YOUR OBJECTIVE: What number of lines hold the word "University"? State that number and nothing besides.
◆ ◆ ◆
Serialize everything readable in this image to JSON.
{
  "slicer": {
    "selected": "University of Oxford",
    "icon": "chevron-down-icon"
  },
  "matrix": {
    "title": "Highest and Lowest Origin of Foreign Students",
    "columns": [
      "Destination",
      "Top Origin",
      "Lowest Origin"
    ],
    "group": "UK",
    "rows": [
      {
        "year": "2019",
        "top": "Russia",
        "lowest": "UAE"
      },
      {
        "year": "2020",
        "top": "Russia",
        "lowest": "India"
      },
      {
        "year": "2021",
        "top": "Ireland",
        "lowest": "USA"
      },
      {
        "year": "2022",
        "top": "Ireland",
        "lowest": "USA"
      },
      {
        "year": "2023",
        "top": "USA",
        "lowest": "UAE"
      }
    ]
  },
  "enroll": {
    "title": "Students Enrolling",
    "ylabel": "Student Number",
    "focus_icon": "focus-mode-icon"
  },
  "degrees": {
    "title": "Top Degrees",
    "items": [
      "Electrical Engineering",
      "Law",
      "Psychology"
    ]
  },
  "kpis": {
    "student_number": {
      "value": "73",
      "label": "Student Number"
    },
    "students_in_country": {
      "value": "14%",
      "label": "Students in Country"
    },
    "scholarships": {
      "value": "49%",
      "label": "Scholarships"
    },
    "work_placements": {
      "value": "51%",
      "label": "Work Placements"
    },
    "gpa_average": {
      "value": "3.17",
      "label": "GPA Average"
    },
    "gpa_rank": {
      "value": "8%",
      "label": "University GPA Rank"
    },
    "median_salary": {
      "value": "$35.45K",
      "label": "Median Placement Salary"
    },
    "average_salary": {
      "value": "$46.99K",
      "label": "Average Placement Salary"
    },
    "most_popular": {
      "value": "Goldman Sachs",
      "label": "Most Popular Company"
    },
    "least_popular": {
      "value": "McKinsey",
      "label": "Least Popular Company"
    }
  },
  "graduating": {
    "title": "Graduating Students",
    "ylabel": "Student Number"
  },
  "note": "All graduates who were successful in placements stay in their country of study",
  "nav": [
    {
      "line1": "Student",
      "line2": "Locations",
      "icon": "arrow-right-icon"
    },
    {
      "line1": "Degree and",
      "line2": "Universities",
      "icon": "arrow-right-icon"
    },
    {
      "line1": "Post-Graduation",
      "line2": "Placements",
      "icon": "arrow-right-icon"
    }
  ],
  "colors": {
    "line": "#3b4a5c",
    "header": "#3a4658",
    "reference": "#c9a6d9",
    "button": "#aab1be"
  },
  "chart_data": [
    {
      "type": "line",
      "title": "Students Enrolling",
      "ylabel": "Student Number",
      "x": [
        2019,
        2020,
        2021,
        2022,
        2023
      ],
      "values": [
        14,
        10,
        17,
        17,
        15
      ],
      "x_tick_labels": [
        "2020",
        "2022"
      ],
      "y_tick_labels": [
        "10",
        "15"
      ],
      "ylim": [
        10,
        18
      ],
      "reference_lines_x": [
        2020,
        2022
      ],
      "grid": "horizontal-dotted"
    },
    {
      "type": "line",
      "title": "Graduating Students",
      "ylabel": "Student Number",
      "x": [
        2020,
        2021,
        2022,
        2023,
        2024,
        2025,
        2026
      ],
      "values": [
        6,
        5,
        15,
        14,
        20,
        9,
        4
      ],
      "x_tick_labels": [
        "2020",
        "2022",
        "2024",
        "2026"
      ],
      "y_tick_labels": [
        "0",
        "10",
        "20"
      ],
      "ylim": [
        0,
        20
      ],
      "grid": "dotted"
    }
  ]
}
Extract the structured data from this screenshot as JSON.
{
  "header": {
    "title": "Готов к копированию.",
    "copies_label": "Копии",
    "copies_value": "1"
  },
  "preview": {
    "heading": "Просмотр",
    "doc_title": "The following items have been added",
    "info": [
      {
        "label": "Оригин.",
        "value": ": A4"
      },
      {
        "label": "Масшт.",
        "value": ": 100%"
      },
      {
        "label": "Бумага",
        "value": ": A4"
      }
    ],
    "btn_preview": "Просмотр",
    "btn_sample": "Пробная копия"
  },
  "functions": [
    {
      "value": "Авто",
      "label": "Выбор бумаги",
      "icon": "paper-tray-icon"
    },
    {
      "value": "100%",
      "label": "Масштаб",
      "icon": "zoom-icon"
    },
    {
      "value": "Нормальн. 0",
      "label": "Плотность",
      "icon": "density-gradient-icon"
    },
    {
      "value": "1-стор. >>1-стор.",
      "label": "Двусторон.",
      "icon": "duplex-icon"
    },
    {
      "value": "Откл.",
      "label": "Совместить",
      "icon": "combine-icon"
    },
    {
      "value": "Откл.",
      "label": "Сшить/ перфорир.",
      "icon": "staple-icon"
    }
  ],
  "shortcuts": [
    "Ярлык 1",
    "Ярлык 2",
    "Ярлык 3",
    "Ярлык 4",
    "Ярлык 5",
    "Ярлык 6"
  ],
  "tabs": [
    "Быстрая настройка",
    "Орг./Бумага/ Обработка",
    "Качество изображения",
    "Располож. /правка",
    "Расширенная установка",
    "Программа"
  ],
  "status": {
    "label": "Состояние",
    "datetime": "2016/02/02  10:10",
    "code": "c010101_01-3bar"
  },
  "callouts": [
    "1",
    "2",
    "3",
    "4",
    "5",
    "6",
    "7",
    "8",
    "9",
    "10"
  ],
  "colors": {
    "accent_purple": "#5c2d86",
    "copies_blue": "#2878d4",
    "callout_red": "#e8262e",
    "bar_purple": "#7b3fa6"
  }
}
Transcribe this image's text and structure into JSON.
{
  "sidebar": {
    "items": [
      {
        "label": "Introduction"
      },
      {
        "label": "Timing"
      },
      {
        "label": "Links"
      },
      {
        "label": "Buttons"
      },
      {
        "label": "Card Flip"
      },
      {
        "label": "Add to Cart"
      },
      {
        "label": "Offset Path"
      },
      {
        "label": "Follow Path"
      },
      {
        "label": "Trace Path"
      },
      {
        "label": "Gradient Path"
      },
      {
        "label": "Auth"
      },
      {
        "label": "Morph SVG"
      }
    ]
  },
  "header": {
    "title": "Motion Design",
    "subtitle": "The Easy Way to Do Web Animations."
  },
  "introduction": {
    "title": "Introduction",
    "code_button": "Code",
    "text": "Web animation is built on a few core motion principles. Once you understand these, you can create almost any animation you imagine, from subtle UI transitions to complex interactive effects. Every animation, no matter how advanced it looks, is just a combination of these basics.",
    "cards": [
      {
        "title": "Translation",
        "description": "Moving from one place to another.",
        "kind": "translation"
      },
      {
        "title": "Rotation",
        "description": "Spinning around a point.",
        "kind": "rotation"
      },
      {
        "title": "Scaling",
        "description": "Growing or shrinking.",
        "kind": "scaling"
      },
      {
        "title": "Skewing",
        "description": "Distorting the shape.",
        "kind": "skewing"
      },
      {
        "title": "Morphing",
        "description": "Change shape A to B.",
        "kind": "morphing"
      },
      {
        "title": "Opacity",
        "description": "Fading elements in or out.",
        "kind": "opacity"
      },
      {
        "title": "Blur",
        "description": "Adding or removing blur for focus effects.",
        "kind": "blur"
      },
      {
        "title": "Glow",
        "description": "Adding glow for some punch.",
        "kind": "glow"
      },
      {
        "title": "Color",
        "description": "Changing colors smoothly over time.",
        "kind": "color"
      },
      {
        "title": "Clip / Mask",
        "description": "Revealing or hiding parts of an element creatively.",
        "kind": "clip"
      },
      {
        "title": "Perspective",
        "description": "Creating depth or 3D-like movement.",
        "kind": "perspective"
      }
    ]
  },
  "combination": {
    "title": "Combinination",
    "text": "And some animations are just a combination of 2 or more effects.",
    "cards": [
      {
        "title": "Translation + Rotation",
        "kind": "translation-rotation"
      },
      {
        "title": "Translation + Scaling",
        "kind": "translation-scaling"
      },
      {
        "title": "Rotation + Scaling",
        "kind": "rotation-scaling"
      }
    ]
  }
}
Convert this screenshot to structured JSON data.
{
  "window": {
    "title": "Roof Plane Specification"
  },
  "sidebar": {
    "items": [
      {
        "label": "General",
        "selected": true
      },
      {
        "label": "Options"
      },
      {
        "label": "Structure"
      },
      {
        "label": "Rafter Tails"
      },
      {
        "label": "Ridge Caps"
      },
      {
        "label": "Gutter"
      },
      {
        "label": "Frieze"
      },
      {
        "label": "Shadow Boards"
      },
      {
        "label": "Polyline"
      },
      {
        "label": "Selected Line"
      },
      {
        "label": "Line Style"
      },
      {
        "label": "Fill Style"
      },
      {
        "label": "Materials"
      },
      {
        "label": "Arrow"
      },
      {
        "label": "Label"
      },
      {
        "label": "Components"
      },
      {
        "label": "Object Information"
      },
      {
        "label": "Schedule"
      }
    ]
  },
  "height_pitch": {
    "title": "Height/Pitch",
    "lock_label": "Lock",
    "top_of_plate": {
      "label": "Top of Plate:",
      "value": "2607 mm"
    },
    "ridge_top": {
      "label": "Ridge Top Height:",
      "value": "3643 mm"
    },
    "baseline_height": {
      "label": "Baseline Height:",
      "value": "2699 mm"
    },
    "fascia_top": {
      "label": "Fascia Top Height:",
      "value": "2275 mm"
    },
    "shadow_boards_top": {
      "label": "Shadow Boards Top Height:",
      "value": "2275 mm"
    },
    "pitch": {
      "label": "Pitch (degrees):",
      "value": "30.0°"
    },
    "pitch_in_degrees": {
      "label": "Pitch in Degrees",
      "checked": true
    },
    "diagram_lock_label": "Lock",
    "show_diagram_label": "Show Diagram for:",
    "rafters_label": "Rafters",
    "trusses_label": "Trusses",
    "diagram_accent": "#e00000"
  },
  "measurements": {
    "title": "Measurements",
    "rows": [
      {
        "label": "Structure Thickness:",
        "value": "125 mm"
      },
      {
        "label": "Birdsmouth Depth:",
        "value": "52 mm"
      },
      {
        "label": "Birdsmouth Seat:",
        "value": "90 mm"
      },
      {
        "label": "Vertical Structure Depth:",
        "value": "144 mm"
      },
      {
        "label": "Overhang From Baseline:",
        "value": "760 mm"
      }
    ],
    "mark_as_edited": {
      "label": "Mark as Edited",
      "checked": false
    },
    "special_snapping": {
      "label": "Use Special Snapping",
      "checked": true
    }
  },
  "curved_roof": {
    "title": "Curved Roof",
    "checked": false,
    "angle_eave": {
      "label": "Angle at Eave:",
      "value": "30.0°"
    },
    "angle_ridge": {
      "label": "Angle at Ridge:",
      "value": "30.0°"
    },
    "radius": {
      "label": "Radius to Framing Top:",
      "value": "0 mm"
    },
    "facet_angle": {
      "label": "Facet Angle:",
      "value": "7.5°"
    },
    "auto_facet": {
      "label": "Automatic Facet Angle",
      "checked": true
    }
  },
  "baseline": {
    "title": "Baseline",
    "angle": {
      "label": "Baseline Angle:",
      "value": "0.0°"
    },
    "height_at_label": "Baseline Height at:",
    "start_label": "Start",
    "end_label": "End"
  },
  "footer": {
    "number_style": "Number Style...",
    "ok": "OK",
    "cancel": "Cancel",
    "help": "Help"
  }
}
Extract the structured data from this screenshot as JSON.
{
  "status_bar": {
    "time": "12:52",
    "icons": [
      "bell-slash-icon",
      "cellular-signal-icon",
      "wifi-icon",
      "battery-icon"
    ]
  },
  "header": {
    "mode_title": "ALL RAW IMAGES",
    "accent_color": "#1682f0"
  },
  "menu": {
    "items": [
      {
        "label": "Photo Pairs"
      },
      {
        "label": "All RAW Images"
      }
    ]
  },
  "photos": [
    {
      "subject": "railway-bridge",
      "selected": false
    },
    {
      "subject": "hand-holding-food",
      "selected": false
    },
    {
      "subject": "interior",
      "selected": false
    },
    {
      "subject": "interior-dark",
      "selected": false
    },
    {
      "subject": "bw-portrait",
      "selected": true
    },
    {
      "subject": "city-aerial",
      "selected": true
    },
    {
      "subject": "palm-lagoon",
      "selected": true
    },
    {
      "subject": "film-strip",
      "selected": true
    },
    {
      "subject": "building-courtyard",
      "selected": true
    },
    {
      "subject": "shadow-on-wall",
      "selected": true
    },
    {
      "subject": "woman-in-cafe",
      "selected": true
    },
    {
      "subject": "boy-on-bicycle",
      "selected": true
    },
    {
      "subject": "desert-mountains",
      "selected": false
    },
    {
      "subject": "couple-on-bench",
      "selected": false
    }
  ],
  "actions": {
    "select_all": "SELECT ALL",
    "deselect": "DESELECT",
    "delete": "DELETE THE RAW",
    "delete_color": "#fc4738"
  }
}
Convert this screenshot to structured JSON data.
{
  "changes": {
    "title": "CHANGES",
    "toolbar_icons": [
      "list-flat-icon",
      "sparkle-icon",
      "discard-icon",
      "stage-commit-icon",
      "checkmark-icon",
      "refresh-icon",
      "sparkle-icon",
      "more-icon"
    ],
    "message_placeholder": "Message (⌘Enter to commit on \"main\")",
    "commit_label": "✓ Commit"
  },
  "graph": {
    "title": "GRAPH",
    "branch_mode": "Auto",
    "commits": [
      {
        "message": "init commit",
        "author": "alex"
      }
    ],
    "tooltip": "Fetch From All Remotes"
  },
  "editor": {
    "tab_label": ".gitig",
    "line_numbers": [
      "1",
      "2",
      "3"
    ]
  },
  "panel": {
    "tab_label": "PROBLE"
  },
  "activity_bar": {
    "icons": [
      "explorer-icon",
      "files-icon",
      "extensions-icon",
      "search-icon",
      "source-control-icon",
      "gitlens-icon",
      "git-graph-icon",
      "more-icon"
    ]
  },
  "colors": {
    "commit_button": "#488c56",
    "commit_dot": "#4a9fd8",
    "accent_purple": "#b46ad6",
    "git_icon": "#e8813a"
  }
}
◆ ◆ ◆
FULL ANSWER: 2